A block of data
<<<<

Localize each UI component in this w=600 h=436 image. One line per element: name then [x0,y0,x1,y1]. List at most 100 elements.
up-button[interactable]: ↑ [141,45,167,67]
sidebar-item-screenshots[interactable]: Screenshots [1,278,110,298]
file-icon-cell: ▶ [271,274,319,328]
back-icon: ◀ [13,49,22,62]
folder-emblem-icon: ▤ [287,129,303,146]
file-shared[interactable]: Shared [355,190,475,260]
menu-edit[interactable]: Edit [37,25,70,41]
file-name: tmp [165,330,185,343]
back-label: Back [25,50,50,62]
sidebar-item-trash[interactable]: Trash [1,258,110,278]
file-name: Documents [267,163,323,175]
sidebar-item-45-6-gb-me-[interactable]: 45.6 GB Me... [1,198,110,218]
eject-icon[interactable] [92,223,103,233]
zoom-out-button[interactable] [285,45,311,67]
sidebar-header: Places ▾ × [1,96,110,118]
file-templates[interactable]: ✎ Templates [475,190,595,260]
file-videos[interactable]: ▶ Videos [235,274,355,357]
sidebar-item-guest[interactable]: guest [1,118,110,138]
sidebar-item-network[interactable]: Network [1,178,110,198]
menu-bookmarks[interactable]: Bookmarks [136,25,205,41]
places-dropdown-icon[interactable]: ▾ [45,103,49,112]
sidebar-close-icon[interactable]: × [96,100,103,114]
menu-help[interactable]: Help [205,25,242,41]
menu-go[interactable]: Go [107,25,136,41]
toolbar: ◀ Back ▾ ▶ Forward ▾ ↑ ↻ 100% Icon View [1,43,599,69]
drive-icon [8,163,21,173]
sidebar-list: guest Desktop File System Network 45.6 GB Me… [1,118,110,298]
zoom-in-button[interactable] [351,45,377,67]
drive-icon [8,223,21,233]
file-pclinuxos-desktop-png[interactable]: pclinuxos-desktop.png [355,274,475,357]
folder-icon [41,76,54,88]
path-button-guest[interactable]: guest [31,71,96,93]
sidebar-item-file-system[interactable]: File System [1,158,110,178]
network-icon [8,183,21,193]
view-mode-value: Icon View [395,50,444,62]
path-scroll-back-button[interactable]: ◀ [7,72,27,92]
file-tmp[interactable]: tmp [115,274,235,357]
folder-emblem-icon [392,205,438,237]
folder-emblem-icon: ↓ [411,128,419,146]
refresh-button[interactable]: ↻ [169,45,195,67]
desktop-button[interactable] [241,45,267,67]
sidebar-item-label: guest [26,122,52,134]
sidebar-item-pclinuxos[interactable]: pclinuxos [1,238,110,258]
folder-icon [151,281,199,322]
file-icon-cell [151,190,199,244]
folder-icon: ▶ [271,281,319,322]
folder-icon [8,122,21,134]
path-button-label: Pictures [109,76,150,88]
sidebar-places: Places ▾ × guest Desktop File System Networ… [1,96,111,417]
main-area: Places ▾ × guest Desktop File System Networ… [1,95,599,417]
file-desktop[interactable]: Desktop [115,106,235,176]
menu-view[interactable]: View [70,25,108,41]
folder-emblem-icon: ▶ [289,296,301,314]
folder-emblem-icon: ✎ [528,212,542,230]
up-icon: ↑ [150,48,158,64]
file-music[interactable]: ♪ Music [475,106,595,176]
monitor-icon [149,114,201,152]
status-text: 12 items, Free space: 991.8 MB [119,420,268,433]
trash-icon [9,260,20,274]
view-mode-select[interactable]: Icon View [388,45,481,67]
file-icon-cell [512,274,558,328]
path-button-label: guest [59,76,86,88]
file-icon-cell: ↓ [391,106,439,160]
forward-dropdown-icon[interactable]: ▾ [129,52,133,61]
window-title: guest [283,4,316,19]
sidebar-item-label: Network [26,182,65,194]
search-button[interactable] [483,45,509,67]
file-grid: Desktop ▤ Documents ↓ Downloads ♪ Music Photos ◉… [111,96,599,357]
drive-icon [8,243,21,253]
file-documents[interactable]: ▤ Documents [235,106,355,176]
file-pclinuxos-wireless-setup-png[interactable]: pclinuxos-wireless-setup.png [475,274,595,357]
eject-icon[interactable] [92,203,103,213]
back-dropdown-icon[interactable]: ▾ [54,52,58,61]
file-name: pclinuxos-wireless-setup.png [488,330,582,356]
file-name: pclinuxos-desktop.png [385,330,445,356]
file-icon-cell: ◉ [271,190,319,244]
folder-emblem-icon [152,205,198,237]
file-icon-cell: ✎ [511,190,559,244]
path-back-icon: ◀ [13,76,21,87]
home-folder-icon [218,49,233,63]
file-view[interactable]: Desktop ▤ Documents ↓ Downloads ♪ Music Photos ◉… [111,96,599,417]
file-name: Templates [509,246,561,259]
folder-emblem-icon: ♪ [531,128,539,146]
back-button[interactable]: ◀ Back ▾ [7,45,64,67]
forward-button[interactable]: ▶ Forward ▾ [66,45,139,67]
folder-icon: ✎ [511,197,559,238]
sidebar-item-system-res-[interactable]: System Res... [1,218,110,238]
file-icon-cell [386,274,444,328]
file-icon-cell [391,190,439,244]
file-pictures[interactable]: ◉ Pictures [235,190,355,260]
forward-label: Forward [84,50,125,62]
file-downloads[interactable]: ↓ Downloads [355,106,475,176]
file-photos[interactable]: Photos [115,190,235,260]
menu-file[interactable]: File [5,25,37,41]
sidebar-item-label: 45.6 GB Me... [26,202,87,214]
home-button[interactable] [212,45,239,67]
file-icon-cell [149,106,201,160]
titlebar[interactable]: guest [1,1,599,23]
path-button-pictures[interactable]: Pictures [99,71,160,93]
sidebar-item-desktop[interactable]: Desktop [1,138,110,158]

>>>>

> **Exercise objective**
Rewrite everything from the start of the records down to the line containing "menu-edit[interactable]: Edit [37,25,70,41]", changing "interactable" to "clickable" and leaving all else as it stands.

> **Written solution**
Localize each UI component in this w=600 h=436 image. One line per element: name then [x0,y0,x1,y1]. List at most 100 elements.
up-button[clickable]: ↑ [141,45,167,67]
sidebar-item-screenshots[clickable]: Screenshots [1,278,110,298]
file-icon-cell: ▶ [271,274,319,328]
back-icon: ◀ [13,49,22,62]
folder-emblem-icon: ▤ [287,129,303,146]
file-shared[clickable]: Shared [355,190,475,260]
menu-edit[clickable]: Edit [37,25,70,41]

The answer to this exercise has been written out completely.